# Records for the exercise
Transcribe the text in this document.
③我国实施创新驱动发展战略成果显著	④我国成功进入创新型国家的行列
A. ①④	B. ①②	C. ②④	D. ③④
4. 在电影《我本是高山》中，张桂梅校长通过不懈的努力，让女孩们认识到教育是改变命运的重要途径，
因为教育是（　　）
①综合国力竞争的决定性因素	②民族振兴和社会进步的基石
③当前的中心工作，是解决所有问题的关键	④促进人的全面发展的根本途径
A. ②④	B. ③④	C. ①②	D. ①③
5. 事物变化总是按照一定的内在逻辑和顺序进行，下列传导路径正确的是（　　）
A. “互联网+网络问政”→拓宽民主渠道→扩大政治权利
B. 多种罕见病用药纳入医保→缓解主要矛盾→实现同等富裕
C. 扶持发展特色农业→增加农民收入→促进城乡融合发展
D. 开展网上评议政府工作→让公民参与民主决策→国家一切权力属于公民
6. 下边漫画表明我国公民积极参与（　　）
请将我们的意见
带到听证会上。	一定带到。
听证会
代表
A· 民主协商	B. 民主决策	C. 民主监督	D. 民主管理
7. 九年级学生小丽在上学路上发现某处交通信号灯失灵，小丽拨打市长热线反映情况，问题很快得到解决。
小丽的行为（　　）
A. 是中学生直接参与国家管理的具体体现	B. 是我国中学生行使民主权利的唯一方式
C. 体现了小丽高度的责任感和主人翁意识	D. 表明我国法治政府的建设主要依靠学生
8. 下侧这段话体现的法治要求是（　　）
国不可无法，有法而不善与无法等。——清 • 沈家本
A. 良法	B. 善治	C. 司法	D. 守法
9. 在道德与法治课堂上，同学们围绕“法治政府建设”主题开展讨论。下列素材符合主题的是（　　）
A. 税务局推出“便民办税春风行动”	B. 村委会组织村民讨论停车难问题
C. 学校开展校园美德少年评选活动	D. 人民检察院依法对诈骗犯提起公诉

# Requirements
Reproduce each line verbatim.

# Task solution
Transcribe the text in this document.
③我国实施创新驱动发展战略成果显著	④我国成功进入创新型国家的行列
A. ①④	B. ①②	C. ②④	D. ③④
4. 在电影《我本是高山》中，张桂梅校长通过不懈的努力，让女孩们认识到教育是改变命运的重要途径，
因为教育是（　　）
①综合国力竞争的决定性因素	②民族振兴和社会进步的基石
③当前的中心工作，是解决所有问题的关键	④促进人的全面发展的根本途径
A. ②④	B. ③④	C. ①②	D. ①③
5. 事物变化总是按照一定的内在逻辑和顺序进行，下列传导路径正确的是（　　）
A. “互联网+网络问政”→拓宽民主渠道→扩大政治权利
B. 多种罕见病用药纳入医保→缓解主要矛盾→实现同等富裕
C. 扶持发展特色农业→增加农民收入→促进城乡融合发展
D. 开展网上评议政府工作→让公民参与民主决策→国家一切权力属于公民
6. 下边漫画表明我国公民积极参与（　　）
请将我们的意见
带到听证会上。	一定带到。
听证会
代表
A· 民主协商	B. 民主决策	C. 民主监督	D. 民主管理
7. 九年级学生小丽在上学路上发现某处交通信号灯失灵，小丽拨打市长热线反映情况，问题很快得到解决。
小丽的行为（　　）
A. 是中学生直接参与国家管理的具体体现	B. 是我国中学生行使民主权利的唯一方式
C. 体现了小丽高度的责任感和主人翁意识	D. 表明我国法治政府的建设主要依靠学生
8. 下侧这段话体现的法治要求是（　　）
国不可无法，有法而不善与无法等。——清 • 沈家本
A. 良法	B. 善治	C. 司法	D. 守法
9. 在道德与法治课堂上，同学们围绕“法治政府建设”主题开展讨论。下列素材符合主题的是（　　）
A. 税务局推出“便民办税春风行动”	B. 村委会组织村民讨论停车难问题
C. 学校开展校园美德少年评选活动	D. 人民检察院依法对诈骗犯提起公诉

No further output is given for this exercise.